Dataset items:
--- BEGIN ---

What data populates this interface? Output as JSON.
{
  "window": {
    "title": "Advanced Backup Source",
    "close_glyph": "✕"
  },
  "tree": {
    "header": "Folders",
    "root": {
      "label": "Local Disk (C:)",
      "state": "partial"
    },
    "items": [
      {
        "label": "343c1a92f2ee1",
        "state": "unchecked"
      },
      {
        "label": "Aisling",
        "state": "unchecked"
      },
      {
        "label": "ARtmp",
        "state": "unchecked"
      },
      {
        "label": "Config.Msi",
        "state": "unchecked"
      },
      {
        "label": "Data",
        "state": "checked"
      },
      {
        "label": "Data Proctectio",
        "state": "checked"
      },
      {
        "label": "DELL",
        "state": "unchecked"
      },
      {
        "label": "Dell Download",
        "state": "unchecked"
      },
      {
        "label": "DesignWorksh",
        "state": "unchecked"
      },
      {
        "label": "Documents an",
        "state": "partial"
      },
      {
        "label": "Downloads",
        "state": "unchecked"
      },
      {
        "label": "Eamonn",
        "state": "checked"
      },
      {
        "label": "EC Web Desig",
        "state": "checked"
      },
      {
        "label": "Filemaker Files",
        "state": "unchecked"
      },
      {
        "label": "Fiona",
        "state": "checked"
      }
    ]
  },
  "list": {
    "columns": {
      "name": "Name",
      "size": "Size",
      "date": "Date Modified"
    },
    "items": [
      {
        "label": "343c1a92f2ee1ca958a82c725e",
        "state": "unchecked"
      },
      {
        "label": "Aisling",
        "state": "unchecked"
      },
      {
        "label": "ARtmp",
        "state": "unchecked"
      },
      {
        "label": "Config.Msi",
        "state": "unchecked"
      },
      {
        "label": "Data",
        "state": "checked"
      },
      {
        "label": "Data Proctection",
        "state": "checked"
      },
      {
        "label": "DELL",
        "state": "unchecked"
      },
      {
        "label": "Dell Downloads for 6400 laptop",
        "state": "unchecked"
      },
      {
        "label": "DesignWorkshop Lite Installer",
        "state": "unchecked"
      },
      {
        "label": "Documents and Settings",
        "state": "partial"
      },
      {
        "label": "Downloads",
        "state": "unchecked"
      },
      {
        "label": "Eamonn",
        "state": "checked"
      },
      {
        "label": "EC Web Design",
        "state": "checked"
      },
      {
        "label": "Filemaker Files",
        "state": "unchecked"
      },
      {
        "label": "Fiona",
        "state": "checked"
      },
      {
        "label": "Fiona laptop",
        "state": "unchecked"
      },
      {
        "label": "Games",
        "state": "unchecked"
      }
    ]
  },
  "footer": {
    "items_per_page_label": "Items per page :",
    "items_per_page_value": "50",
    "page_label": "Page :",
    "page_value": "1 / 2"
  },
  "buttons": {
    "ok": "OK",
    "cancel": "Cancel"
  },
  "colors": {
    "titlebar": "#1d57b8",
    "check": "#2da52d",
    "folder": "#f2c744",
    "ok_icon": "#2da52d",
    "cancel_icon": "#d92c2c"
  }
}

--- END ---

* Do this
Extract all of the data exactly as written.

* Right answer
What data populates this interface? Output as JSON.
{
  "window": {
    "title": "Advanced Backup Source",
    "close_glyph": "✕"
  },
  "tree": {
    "header": "Folders",
    "root": {
      "label": "Local Disk (C:)",
      "state": "partial"
    },
    "items": [
      {
        "label": "343c1a92f2ee1",
        "state": "unchecked"
      },
      {
        "label": "Aisling",
        "state": "unchecked"
      },
      {
        "label": "ARtmp",
        "state": "unchecked"
      },
      {
        "label": "Config.Msi",
        "state": "unchecked"
      },
      {
        "label": "Data",
        "state": "checked"
      },
      {
        "label": "Data Proctectio",
        "state": "checked"
      },
      {
        "label": "DELL",
        "state": "unchecked"
      },
      {
        "label": "Dell Download",
        "state": "unchecked"
      },
      {
        "label": "DesignWorksh",
        "state": "unchecked"
      },
      {
        "label": "Documents an",
        "state": "partial"
      },
      {
        "label": "Downloads",
        "state": "unchecked"
      },
      {
        "label": "Eamonn",
        "state": "checked"
      },
      {
        "label": "EC Web Desig",
        "state": "checked"
      },
      {
        "label": "Filemaker Files",
        "state": "unchecked"
      },
      {
        "label": "Fiona",
        "state": "checked"
      }
    ]
  },
  "list": {
    "columns": {
      "name": "Name",
      "size": "Size",
      "date": "Date Modified"
    },
    "items": [
      {
        "label": "343c1a92f2ee1ca958a82c725e",
        "state": "unchecked"
      },
      {
        "label": "Aisling",
        "state": "unchecked"
      },
      {
        "label": "ARtmp",
        "state": "unchecked"
      },
      {
        "label": "Config.Msi",
        "state": "unchecked"
      },
      {
        "label": "Data",
        "state": "checked"
      },
      {
        "label": "Data Proctection",
        "state": "checked"
      },
      {
        "label": "DELL",
        "state": "unchecked"
      },
      {
        "label": "Dell Downloads for 6400 laptop",
        "state": "unchecked"
      },
      {
        "label": "DesignWorkshop Lite Installer",
        "state": "unchecked"
      },
      {
        "label": "Documents and Settings",
        "state": "partial"
      },
      {
        "label": "Downloads",
        "state": "unchecked"
      },
      {
        "label": "Eamonn",
        "state": "checked"
      },
      {
        "label": "EC Web Design",
        "state": "checked"
      },
      {
        "label": "Filemaker Files",
        "state": "unchecked"
      },
      {
        "label": "Fiona",
        "state": "checked"
      },
      {
        "label": "Fiona laptop",
        "state": "unchecked"
      },
      {
        "label": "Games",
        "state": "unchecked"
      }
    ]
  },
  "footer": {
    "items_per_page_label": "Items per page :",
    "items_per_page_value": "50",
    "page_label": "Page :",
    "page_value": "1 / 2"
  },
  "buttons": {
    "ok": "OK",
    "cancel": "Cancel"
  },
  "colors": {
    "titlebar": "#1d57b8",
    "check": "#2da52d",
    "folder": "#f2c744",
    "ok_icon": "#2da52d",
    "cancel_icon": "#d92c2c"
  }
}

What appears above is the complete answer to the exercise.